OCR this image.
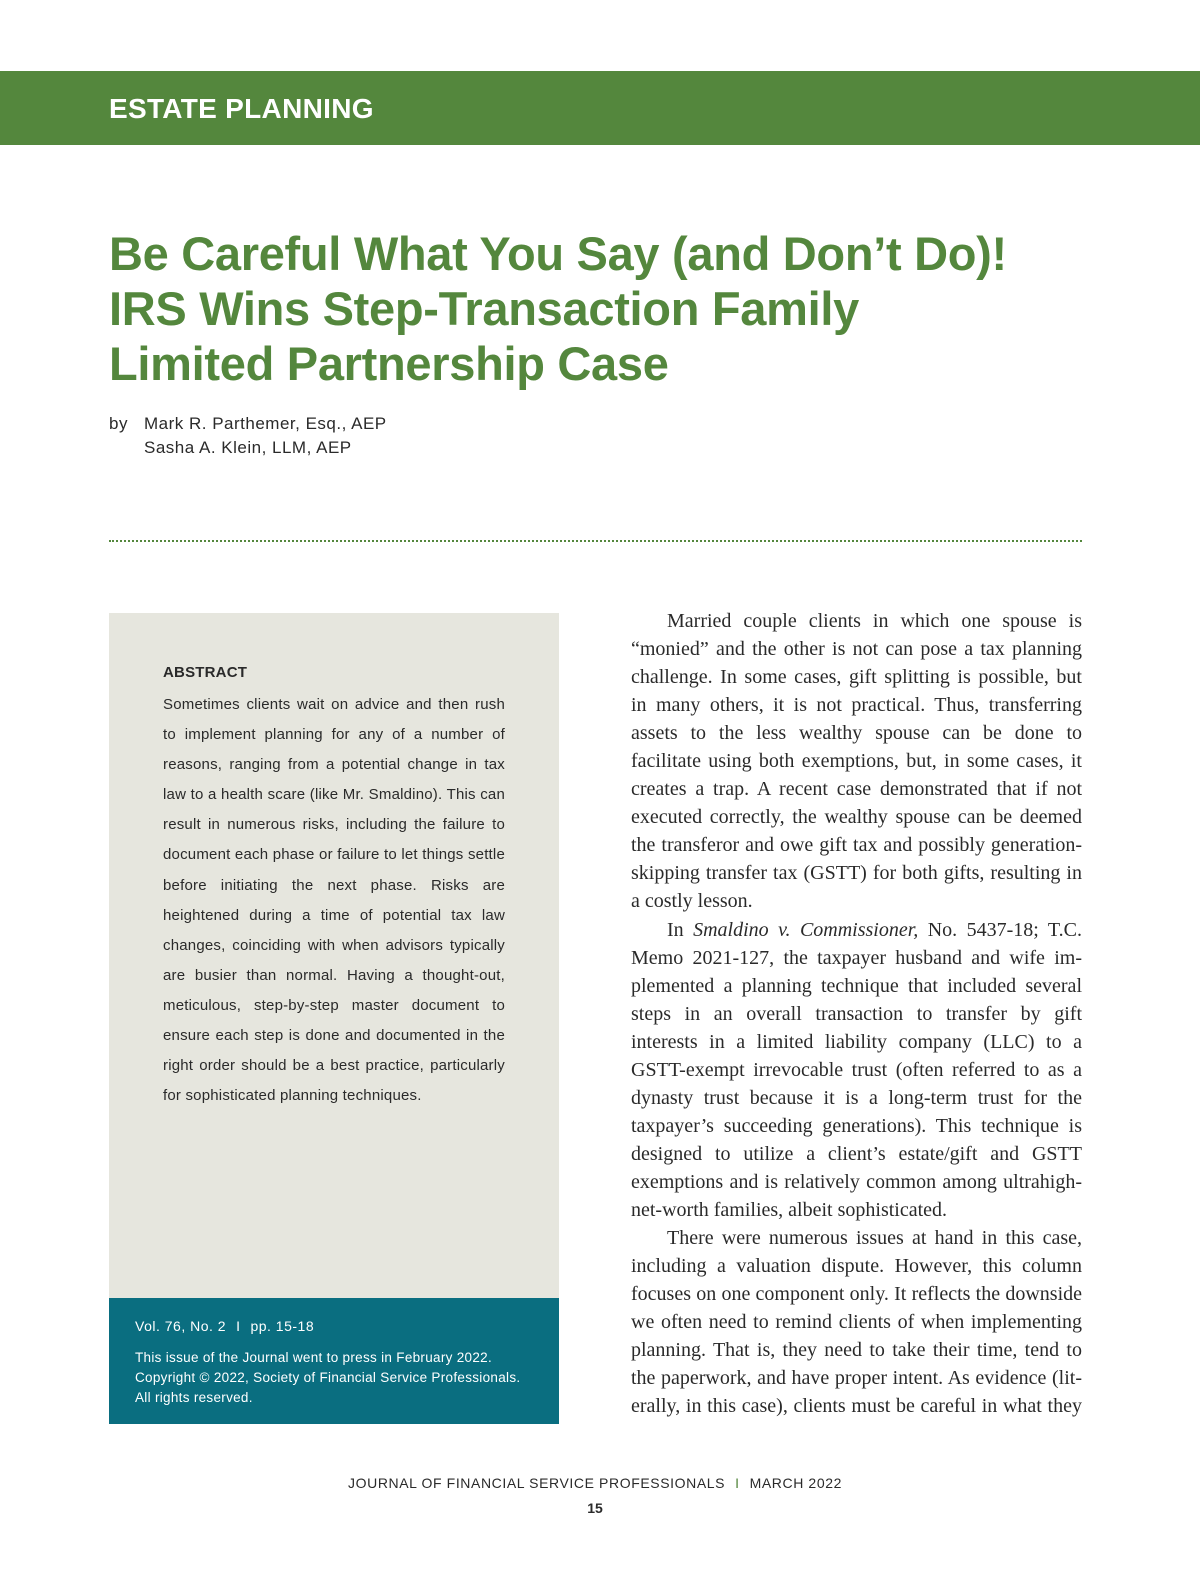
ESTATE PLANNING
Be Careful What You Say (and Don’t Do)!
IRS Wins Step-Transaction Family
Limited Partnership Case
by Mark R. Parthemer, Esq., AEP
Sasha A. Klein, LLM, AEP
ABSTRACT

Sometimes clients wait on advice and then rush to implement planning for any of a number of reasons, ranging from a potential change in tax law to a health scare (like Mr. Smaldino). This can result in numerous risks, including the failure to document each phase or failure to let things settle before initiating the next phase. Risks are heightened during a time of potential tax law changes, coinciding with when advisors typically are busier than normal. Having a thought-out, meticulous, step-by-step master document to ensure each step is done and documented in the right order should be a best practice, particularly for sophisticated planning techniques.

Vol. 76, No. 2 I pp. 15-18
This issue of the Journal went to press in February 2022.
Copyright © 2022, Society of Financial Service Professionals.
All rights reserved.

Married couple clients in which one spouse is “monied” and the other is not can pose a tax planning challenge. In some cases, gift splitting is possible, but in many others, it is not practical. Thus, transferring assets to the less wealthy spouse can be done to facilitate using both exemptions, but, in some cases, it creates a trap. A recent case demonstrated that if not executed correctly, the wealthy spouse can be deemed the transferor and owe gift tax and possibly generation-skipping transfer tax (GSTT) for both gifts, resulting in a costly lesson.

In Smaldino v. Commissioner, No. 5437-18; T.C. Memo 2021-127, the taxpayer husband and wife implemented a planning technique that included several steps in an overall transaction to transfer by gift interests in a limited liability company (LLC) to a GSTT-exempt irrevocable trust (often referred to as a dynasty trust because it is a long-term trust for the taxpayer’s succeeding generations). This technique is designed to utilize a client’s estate/gift and GSTT exemptions and is relatively common among ultrahigh-net-worth families, albeit sophisticated.

There were numerous issues at hand in this case, including a valuation dispute. However, this column focuses on one component only. It reflects the downside we often need to remind clients of when implementing planning. That is, they need to take their time, tend to the paperwork, and have proper intent. As evidence (literally, in this case), clients must be careful in what they

JOURNAL OF FINANCIAL SERVICE PROFESSIONALS I MARCH 2022
15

Problem to solve:
Check each line above for "often" and return the ones that have it.

The response:
In Smaldino v. Commissioner, No. 5437-18; T.C. Memo 2021-127, the taxpayer husband and wife implemented a planning technique that included several steps in an overall transaction to transfer by gift interests in a limited liability company (LLC) to a GSTT-exempt irrevocable trust (often referred to as a dynasty trust because it is a long-term trust for the taxpayer’s succeeding generations). This technique is designed to utilize a client’s estate/gift and GSTT exemptions and is relatively common among ultrahigh-net-worth families, albeit sophisticated.
There were numerous issues at hand in this case, including a valuation dispute. However, this column focuses on one component only. It reflects the downside we often need to remind clients of when implementing planning. That is, they need to take their time, tend to the paperwork, and have proper intent. As evidence (literally, in this case), clients must be careful in what they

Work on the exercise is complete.